_Lines of data_
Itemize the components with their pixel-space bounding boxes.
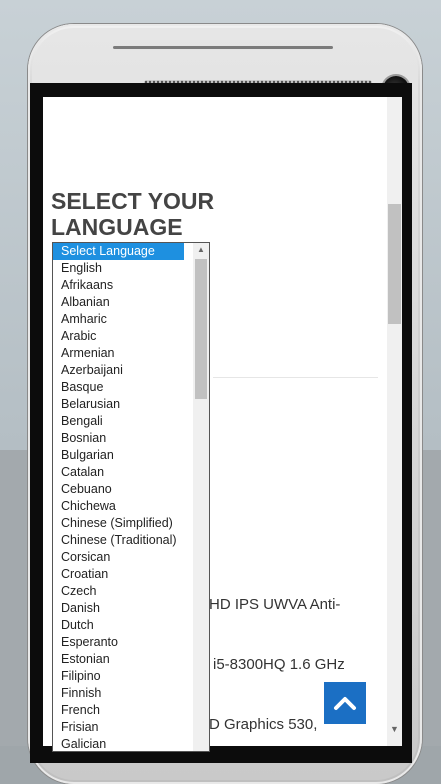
- content-divider: [213, 377, 378, 378]
- language-option[interactable]: English: [53, 260, 184, 277]
- language-option[interactable]: Bosnian: [53, 430, 184, 447]
- product-spec-line: D Graphics 530,: [209, 716, 318, 733]
- language-option[interactable]: Danish: [53, 600, 184, 617]
- dropdown-scrollbar-thumb[interactable]: [195, 259, 207, 399]
- language-option[interactable]: Dutch: [53, 617, 184, 634]
- page-heading: SELECT YOUR LANGUAGE: [51, 188, 215, 240]
- language-option[interactable]: Basque: [53, 379, 184, 396]
- language-option[interactable]: Catalan: [53, 464, 184, 481]
- language-option[interactable]: Albanian: [53, 294, 184, 311]
- language-option[interactable]: Estonian: [53, 651, 184, 668]
- product-spec-line: HD IPS UWVA Anti-: [209, 596, 341, 613]
- language-option[interactable]: Azerbaijani: [53, 362, 184, 379]
- dropdown-scrollbar[interactable]: ▲: [193, 243, 209, 751]
- language-option[interactable]: Frisian: [53, 719, 184, 736]
- scroll-down-arrow-icon[interactable]: ▼: [387, 722, 402, 737]
- language-option[interactable]: French: [53, 702, 184, 719]
- language-option[interactable]: Arabic: [53, 328, 184, 345]
- language-option[interactable]: Select Language: [53, 243, 184, 260]
- language-option[interactable]: Croatian: [53, 566, 184, 583]
- language-option[interactable]: Armenian: [53, 345, 184, 362]
- language-option[interactable]: Finnish: [53, 685, 184, 702]
- language-option[interactable]: Chinese (Traditional): [53, 532, 184, 549]
- page-scrollbar[interactable]: [387, 97, 402, 746]
- language-option[interactable]: Afrikaans: [53, 277, 184, 294]
- language-option[interactable]: Chichewa: [53, 498, 184, 515]
- language-option[interactable]: Czech: [53, 583, 184, 600]
- language-option[interactable]: Bulgarian: [53, 447, 184, 464]
- language-option[interactable]: Bengali: [53, 413, 184, 430]
- language-option[interactable]: Filipino: [53, 668, 184, 685]
- scroll-up-arrow-icon[interactable]: ▲: [193, 245, 209, 257]
- language-option[interactable]: Galician: [53, 736, 184, 751]
- language-dropdown-list[interactable]: Select Language English Afrikaans Albanian A…: [52, 242, 210, 752]
- phone-top-edge: [113, 46, 333, 49]
- language-option[interactable]: Amharic: [53, 311, 184, 328]
- chevron-up-icon: [334, 697, 356, 710]
- product-spec-line: i5-8300HQ 1.6 GHz: [213, 656, 345, 673]
- back-to-top-button[interactable]: [324, 682, 366, 724]
- language-options: Select Language English Afrikaans Albanian A…: [53, 243, 209, 751]
- language-option[interactable]: Belarusian: [53, 396, 184, 413]
- page-scrollbar-thumb[interactable]: [388, 204, 401, 324]
- language-option[interactable]: Esperanto: [53, 634, 184, 651]
- language-option[interactable]: Cebuano: [53, 481, 184, 498]
- language-option[interactable]: Chinese (Simplified): [53, 515, 184, 532]
- language-option[interactable]: Corsican: [53, 549, 184, 566]
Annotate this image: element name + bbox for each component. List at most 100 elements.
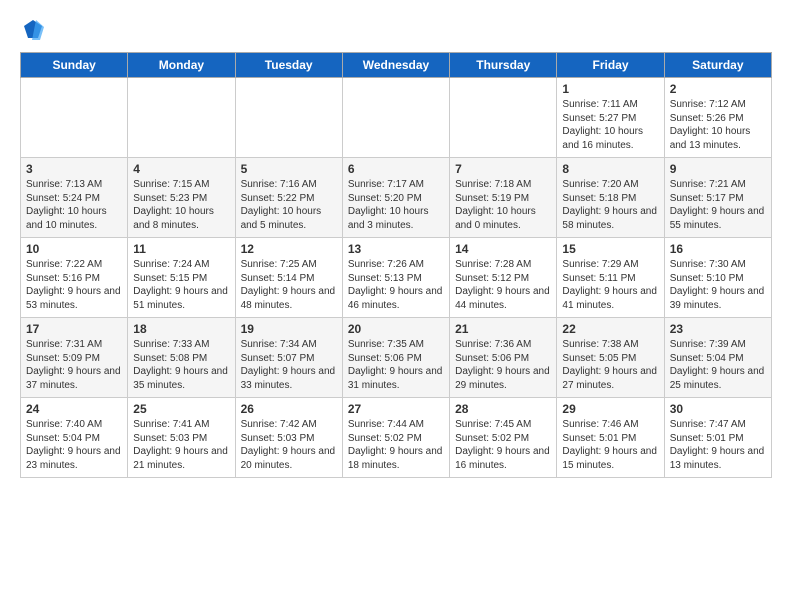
calendar-week-3: 10 Sunrise: 7:22 AMSunset: 5:16 PMDayligh…	[21, 238, 772, 318]
day-info: Sunrise: 7:41 AMSunset: 5:03 PMDaylight:…	[133, 418, 229, 472]
logo	[20, 18, 44, 40]
day-number: 26	[241, 402, 337, 416]
calendar-cell	[342, 78, 449, 158]
day-info: Sunrise: 7:26 AMSunset: 5:13 PMDaylight:…	[348, 258, 444, 312]
day-info: Sunrise: 7:38 AMSunset: 5:05 PMDaylight:…	[562, 338, 658, 392]
calendar-cell: 27 Sunrise: 7:44 AMSunset: 5:02 PMDayligh…	[342, 398, 449, 478]
day-number: 8	[562, 162, 658, 176]
calendar-cell	[128, 78, 235, 158]
calendar-header-row: SundayMondayTuesdayWednesdayThursdayFrid…	[21, 53, 772, 78]
day-number: 29	[562, 402, 658, 416]
day-number: 24	[26, 402, 122, 416]
calendar-cell: 23 Sunrise: 7:39 AMSunset: 5:04 PMDayligh…	[664, 318, 771, 398]
calendar-cell: 4 Sunrise: 7:15 AMSunset: 5:23 PMDaylight…	[128, 158, 235, 238]
calendar-cell: 13 Sunrise: 7:26 AMSunset: 5:13 PMDayligh…	[342, 238, 449, 318]
calendar-cell: 3 Sunrise: 7:13 AMSunset: 5:24 PMDaylight…	[21, 158, 128, 238]
day-info: Sunrise: 7:31 AMSunset: 5:09 PMDaylight:…	[26, 338, 122, 392]
day-number: 19	[241, 322, 337, 336]
day-number: 20	[348, 322, 444, 336]
day-number: 25	[133, 402, 229, 416]
day-info: Sunrise: 7:39 AMSunset: 5:04 PMDaylight:…	[670, 338, 766, 392]
calendar-week-2: 3 Sunrise: 7:13 AMSunset: 5:24 PMDaylight…	[21, 158, 772, 238]
calendar-cell: 28Sunrise: 7:45 AMSunset: 5:02 PMDayligh…	[450, 398, 557, 478]
calendar-cell: 15 Sunrise: 7:29 AMSunset: 5:11 PMDayligh…	[557, 238, 664, 318]
day-number: 6	[348, 162, 444, 176]
calendar-cell: 17 Sunrise: 7:31 AMSunset: 5:09 PMDayligh…	[21, 318, 128, 398]
day-number: 17	[26, 322, 122, 336]
page: SundayMondayTuesdayWednesdayThursdayFrid…	[0, 0, 792, 488]
calendar-cell: 9 Sunrise: 7:21 AMSunset: 5:17 PMDaylight…	[664, 158, 771, 238]
calendar-header-monday: Monday	[128, 53, 235, 78]
day-number: 11	[133, 242, 229, 256]
calendar-cell: 11Sunrise: 7:24 AMSunset: 5:15 PMDayligh…	[128, 238, 235, 318]
day-number: 4	[133, 162, 229, 176]
day-info: Sunrise: 7:30 AMSunset: 5:10 PMDaylight:…	[670, 258, 766, 312]
day-info: Sunrise: 7:16 AMSunset: 5:22 PMDaylight:…	[241, 178, 337, 232]
calendar-cell: 1Sunrise: 7:11 AMSunset: 5:27 PMDaylight…	[557, 78, 664, 158]
calendar-week-1: 1Sunrise: 7:11 AMSunset: 5:27 PMDaylight…	[21, 78, 772, 158]
day-number: 21	[455, 322, 551, 336]
day-number: 5	[241, 162, 337, 176]
calendar-cell	[21, 78, 128, 158]
day-info: Sunrise: 7:44 AMSunset: 5:02 PMDaylight:…	[348, 418, 444, 472]
calendar-cell: 19 Sunrise: 7:34 AMSunset: 5:07 PMDayligh…	[235, 318, 342, 398]
calendar-cell: 14 Sunrise: 7:28 AMSunset: 5:12 PMDayligh…	[450, 238, 557, 318]
day-info: Sunrise: 7:20 AMSunset: 5:18 PMDaylight:…	[562, 178, 658, 232]
day-info: Sunrise: 7:42 AMSunset: 5:03 PMDaylight:…	[241, 418, 337, 472]
day-number: 14	[455, 242, 551, 256]
calendar-cell	[450, 78, 557, 158]
day-number: 3	[26, 162, 122, 176]
calendar-header-friday: Friday	[557, 53, 664, 78]
day-info: Sunrise: 7:21 AMSunset: 5:17 PMDaylight:…	[670, 178, 766, 232]
day-info: Sunrise: 7:25 AMSunset: 5:14 PMDaylight:…	[241, 258, 337, 312]
day-info: Sunrise: 7:11 AMSunset: 5:27 PMDaylight:…	[562, 98, 658, 152]
calendar-table: SundayMondayTuesdayWednesdayThursdayFrid…	[20, 52, 772, 478]
day-number: 27	[348, 402, 444, 416]
day-info: Sunrise: 7:33 AMSunset: 5:08 PMDaylight:…	[133, 338, 229, 392]
day-number: 18	[133, 322, 229, 336]
calendar-header-tuesday: Tuesday	[235, 53, 342, 78]
day-number: 12	[241, 242, 337, 256]
day-info: Sunrise: 7:46 AMSunset: 5:01 PMDaylight:…	[562, 418, 658, 472]
day-info: Sunrise: 7:34 AMSunset: 5:07 PMDaylight:…	[241, 338, 337, 392]
day-info: Sunrise: 7:45 AMSunset: 5:02 PMDaylight:…	[455, 418, 551, 472]
calendar-cell: 8 Sunrise: 7:20 AMSunset: 5:18 PMDaylight…	[557, 158, 664, 238]
day-info: Sunrise: 7:22 AMSunset: 5:16 PMDaylight:…	[26, 258, 122, 312]
calendar-header-wednesday: Wednesday	[342, 53, 449, 78]
day-number: 23	[670, 322, 766, 336]
day-info: Sunrise: 7:47 AMSunset: 5:01 PMDaylight:…	[670, 418, 766, 472]
calendar-cell: 7 Sunrise: 7:18 AMSunset: 5:19 PMDaylight…	[450, 158, 557, 238]
logo-icon	[22, 18, 44, 40]
header	[20, 18, 772, 40]
calendar-header-thursday: Thursday	[450, 53, 557, 78]
day-number: 7	[455, 162, 551, 176]
day-number: 13	[348, 242, 444, 256]
calendar-cell: 5 Sunrise: 7:16 AMSunset: 5:22 PMDaylight…	[235, 158, 342, 238]
calendar-cell	[235, 78, 342, 158]
calendar-cell: 10 Sunrise: 7:22 AMSunset: 5:16 PMDayligh…	[21, 238, 128, 318]
calendar-week-5: 24 Sunrise: 7:40 AMSunset: 5:04 PMDayligh…	[21, 398, 772, 478]
calendar-cell: 26 Sunrise: 7:42 AMSunset: 5:03 PMDayligh…	[235, 398, 342, 478]
day-info: Sunrise: 7:40 AMSunset: 5:04 PMDaylight:…	[26, 418, 122, 472]
day-number: 16	[670, 242, 766, 256]
calendar-week-4: 17 Sunrise: 7:31 AMSunset: 5:09 PMDayligh…	[21, 318, 772, 398]
calendar-header-saturday: Saturday	[664, 53, 771, 78]
day-number: 9	[670, 162, 766, 176]
day-number: 10	[26, 242, 122, 256]
day-info: Sunrise: 7:29 AMSunset: 5:11 PMDaylight:…	[562, 258, 658, 312]
calendar-cell: 30 Sunrise: 7:47 AMSunset: 5:01 PMDayligh…	[664, 398, 771, 478]
day-info: Sunrise: 7:13 AMSunset: 5:24 PMDaylight:…	[26, 178, 122, 232]
day-info: Sunrise: 7:36 AMSunset: 5:06 PMDaylight:…	[455, 338, 551, 392]
calendar-cell: 24 Sunrise: 7:40 AMSunset: 5:04 PMDayligh…	[21, 398, 128, 478]
calendar-cell: 20 Sunrise: 7:35 AMSunset: 5:06 PMDayligh…	[342, 318, 449, 398]
day-info: Sunrise: 7:17 AMSunset: 5:20 PMDaylight:…	[348, 178, 444, 232]
day-info: Sunrise: 7:28 AMSunset: 5:12 PMDaylight:…	[455, 258, 551, 312]
calendar-cell: 12 Sunrise: 7:25 AMSunset: 5:14 PMDayligh…	[235, 238, 342, 318]
day-number: 30	[670, 402, 766, 416]
day-number: 15	[562, 242, 658, 256]
day-info: Sunrise: 7:35 AMSunset: 5:06 PMDaylight:…	[348, 338, 444, 392]
day-info: Sunrise: 7:15 AMSunset: 5:23 PMDaylight:…	[133, 178, 229, 232]
day-info: Sunrise: 7:12 AMSunset: 5:26 PMDaylight:…	[670, 98, 766, 152]
day-info: Sunrise: 7:18 AMSunset: 5:19 PMDaylight:…	[455, 178, 551, 232]
calendar-cell: 21 Sunrise: 7:36 AMSunset: 5:06 PMDayligh…	[450, 318, 557, 398]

_Work to do_
Echo the part of the items that opens with the line containing "- content-divider: [213, 377, 378, 378]" and closes with the line containing "- phone-top-edge: [113, 46, 333, 49]", both ends included.

_Result_
- content-divider: [213, 377, 378, 378]
- language-option[interactable]: English: [53, 260, 184, 277]
- language-option[interactable]: Bosnian: [53, 430, 184, 447]
- product-spec-line: D Graphics 530,: [209, 716, 318, 733]
- language-option[interactable]: Danish: [53, 600, 184, 617]
- dropdown-scrollbar-thumb[interactable]: [195, 259, 207, 399]
- language-option[interactable]: Dutch: [53, 617, 184, 634]
- page-heading: SELECT YOUR LANGUAGE: [51, 188, 215, 240]
- language-option[interactable]: Basque: [53, 379, 184, 396]
- language-option[interactable]: Catalan: [53, 464, 184, 481]
- language-option[interactable]: Albanian: [53, 294, 184, 311]
- language-option[interactable]: Estonian: [53, 651, 184, 668]
- product-spec-line: HD IPS UWVA Anti-: [209, 596, 341, 613]
- language-option[interactable]: Azerbaijani: [53, 362, 184, 379]
- dropdown-scrollbar[interactable]: ▲: [193, 243, 209, 751]
- language-option[interactable]: Frisian: [53, 719, 184, 736]
- scroll-down-arrow-icon[interactable]: ▼: [387, 722, 402, 737]
- language-option[interactable]: French: [53, 702, 184, 719]
- language-option[interactable]: Arabic: [53, 328, 184, 345]
- language-option[interactable]: Select Language: [53, 243, 184, 260]
- language-option[interactable]: Croatian: [53, 566, 184, 583]
- language-option[interactable]: Armenian: [53, 345, 184, 362]
- language-option[interactable]: Finnish: [53, 685, 184, 702]
- language-option[interactable]: Chinese (Traditional): [53, 532, 184, 549]
- page-scrollbar[interactable]: [387, 97, 402, 746]
- language-option[interactable]: Afrikaans: [53, 277, 184, 294]
- language-option[interactable]: Chichewa: [53, 498, 184, 515]
- language-option[interactable]: Czech: [53, 583, 184, 600]
- language-option[interactable]: Bulgarian: [53, 447, 184, 464]
- language-option[interactable]: Bengali: [53, 413, 184, 430]
- language-option[interactable]: Filipino: [53, 668, 184, 685]
- scroll-up-arrow-icon[interactable]: ▲: [193, 245, 209, 257]
- language-option[interactable]: Galician: [53, 736, 184, 751]
- language-dropdown-list[interactable]: Select Language English Afrikaans Albanian A…: [52, 242, 210, 752]
- phone-top-edge: [113, 46, 333, 49]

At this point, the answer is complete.